* START Data supplied *

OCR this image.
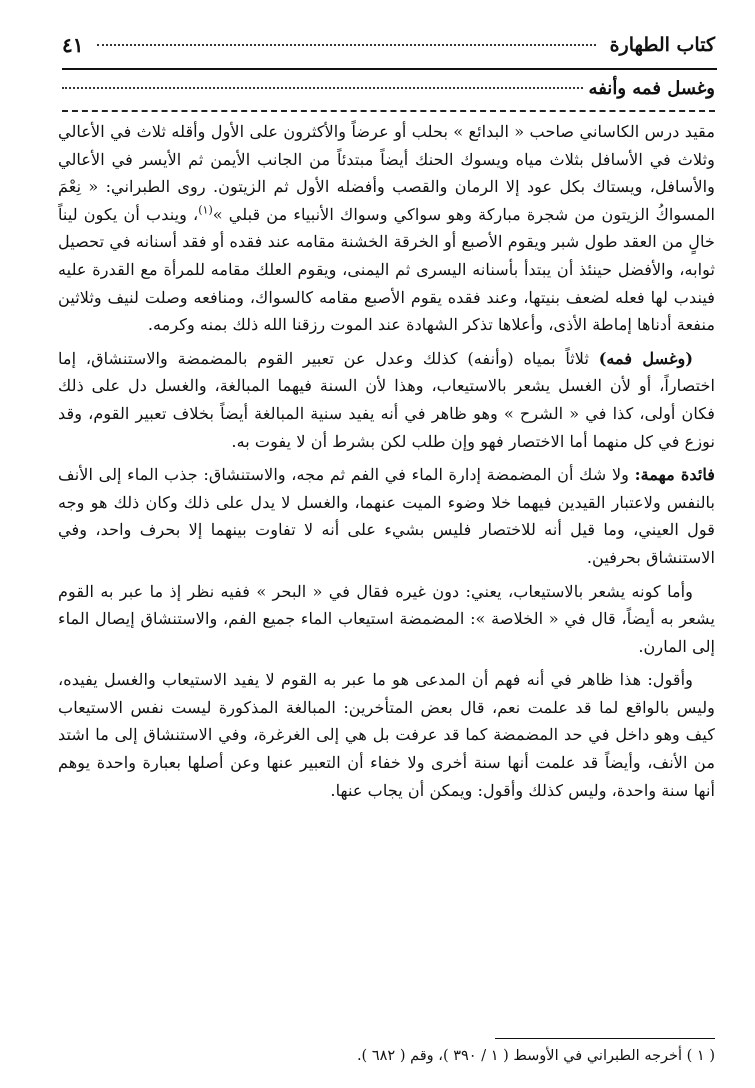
كتاب الطهارة
٤١
وغسل فمه وأنفه

مقيد درس الكاساني صاحب « البدائع » بحلب أو عرضاً والأكثرون على الأول وأقله ثلاث في الأعالي وثلاث في الأسافل بثلاث مياه ويسوك الحنك أيضاً مبتدئاً من الجانب الأيمن ثم الأيسر في الأعالي والأسافل، ويستاك بكل عود إلا الرمان والقصب وأفضله الأول ثم الزيتون. روى الطبراني: « نِعْمَ المسواكُ الزيتون من شجرة مباركة وهو سواكي وسواك الأنبياء من قبلي »$^{(١)}$، ويندب أن يكون ليناً خالٍ من العقد طول شبر ويقوم الأصبع أو الخرقة الخشنة مقامه عند فقده أو فقد أسنانه في تحصيل ثوابه، والأفضل حينئذ أن يبتدأ بأسنانه اليسرى ثم اليمنى، ويقوم العلك مقامه للمرأة مع القدرة عليه فيندب لها فعله لضعف بنيتها، وعند فقده يقوم الأصبع مقامه كالسواك، ومنافعه وصلت لنيف وثلاثين منفعة أدناها إماطة الأذى، وأعلاها تذكر الشهادة عند الموت رزقنا الله ذلك بمنه وكرمه.

(وغسل فمه) ثلاثاً بمياه (وأنفه) كذلك وعدل عن تعبير القوم بالمضمضة والاستنشاق، إما اختصاراً، أو لأن الغسل يشعر بالاستيعاب، وهذا لأن السنة فيهما المبالغة، والغسل دل على ذلك فكان أولى، كذا في « الشرح » وهو ظاهر في أنه يفيد سنية المبالغة أيضاً بخلاف تعبير القوم، وقد نوزع في كل منهما أما الاختصار فهو وإن طلب لكن بشرط أن لا يفوت به.

فائدة مهمة: ولا شك أن المضمضة إدارة الماء في الفم ثم مجه، والاستنشاق: جذب الماء إلى الأنف بالنفس ولاعتبار القيدين فيهما خلا وضوء الميت عنهما، والغسل لا يدل على ذلك وكان ذلك هو وجه قول العيني، وما قيل أنه للاختصار فليس بشيء على أنه لا تفاوت بينهما إلا بحرف واحد، وفي الاستنشاق بحرفين.

وأما كونه يشعر بالاستيعاب، يعني: دون غيره فقال في « البحر » ففيه نظر إذ ما عبر به القوم يشعر به أيضاً، قال في « الخلاصة »: المضمضة استيعاب الماء جميع الفم، والاستنشاق إيصال الماء إلى المارن.

وأقول: هذا ظاهر في أنه فهم أن المدعى هو ما عبر به القوم لا يفيد الاستيعاب والغسل يفيده، وليس بالواقع لما قد علمت نعم، قال بعض المتأخرين: المبالغة المذكورة ليست نفس الاستيعاب كيف وهو داخل في حد المضمضة كما قد عرفت بل هي إلى الغرغرة، وفي الاستنشاق إلى ما اشتد من الأنف، وأيضاً قد علمت أنها سنة أخرى ولا خفاء أن التعبير عنها وعن أصلها بعبارة واحدة يوهم أنها سنة واحدة، وليس كذلك وأقول: ويمكن أن يجاب عنها.

( ١ ) أخرجه الطبراني في الأوسط ( ١ / ٣٩٠ )، وقم ( ٦٨٢ ).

* END Data supplied *

Work to complete:
Reproduce each line exactly, please, except for any pictures.

Solution to the exercise:
OCR this image.
كتاب الطهارة
٤١
وغسل فمه وأنفه

مقيد درس الكاساني صاحب « البدائع » بحلب أو عرضاً والأكثرون على الأول وأقله ثلاث في الأعالي وثلاث في الأسافل بثلاث مياه ويسوك الحنك أيضاً مبتدئاً من الجانب الأيمن ثم الأيسر في الأعالي والأسافل، ويستاك بكل عود إلا الرمان والقصب وأفضله الأول ثم الزيتون. روى الطبراني: « نِعْمَ المسواكُ الزيتون من شجرة مباركة وهو سواكي وسواك الأنبياء من قبلي »$^{(١)}$، ويندب أن يكون ليناً خالٍ من العقد طول شبر ويقوم الأصبع أو الخرقة الخشنة مقامه عند فقده أو فقد أسنانه في تحصيل ثوابه، والأفضل حينئذ أن يبتدأ بأسنانه اليسرى ثم اليمنى، ويقوم العلك مقامه للمرأة مع القدرة عليه فيندب لها فعله لضعف بنيتها، وعند فقده يقوم الأصبع مقامه كالسواك، ومنافعه وصلت لنيف وثلاثين منفعة أدناها إماطة الأذى، وأعلاها تذكر الشهادة عند الموت رزقنا الله ذلك بمنه وكرمه.

(وغسل فمه) ثلاثاً بمياه (وأنفه) كذلك وعدل عن تعبير القوم بالمضمضة والاستنشاق، إما اختصاراً، أو لأن الغسل يشعر بالاستيعاب، وهذا لأن السنة فيهما المبالغة، والغسل دل على ذلك فكان أولى، كذا في « الشرح » وهو ظاهر في أنه يفيد سنية المبالغة أيضاً بخلاف تعبير القوم، وقد نوزع في كل منهما أما الاختصار فهو وإن طلب لكن بشرط أن لا يفوت به.

فائدة مهمة: ولا شك أن المضمضة إدارة الماء في الفم ثم مجه، والاستنشاق: جذب الماء إلى الأنف بالنفس ولاعتبار القيدين فيهما خلا وضوء الميت عنهما، والغسل لا يدل على ذلك وكان ذلك هو وجه قول العيني، وما قيل أنه للاختصار فليس بشيء على أنه لا تفاوت بينهما إلا بحرف واحد، وفي الاستنشاق بحرفين.

وأما كونه يشعر بالاستيعاب، يعني: دون غيره فقال في « البحر » ففيه نظر إذ ما عبر به القوم يشعر به أيضاً، قال في « الخلاصة »: المضمضة استيعاب الماء جميع الفم، والاستنشاق إيصال الماء إلى المارن.

وأقول: هذا ظاهر في أنه فهم أن المدعى هو ما عبر به القوم لا يفيد الاستيعاب والغسل يفيده، وليس بالواقع لما قد علمت نعم، قال بعض المتأخرين: المبالغة المذكورة ليست نفس الاستيعاب كيف وهو داخل في حد المضمضة كما قد عرفت بل هي إلى الغرغرة، وفي الاستنشاق إلى ما اشتد من الأنف، وأيضاً قد علمت أنها سنة أخرى ولا خفاء أن التعبير عنها وعن أصلها بعبارة واحدة يوهم أنها سنة واحدة، وليس كذلك وأقول: ويمكن أن يجاب عنها.

( ١ ) أخرجه الطبراني في الأوسط ( ١ / ٣٩٠ )، وقم ( ٦٨٢ ).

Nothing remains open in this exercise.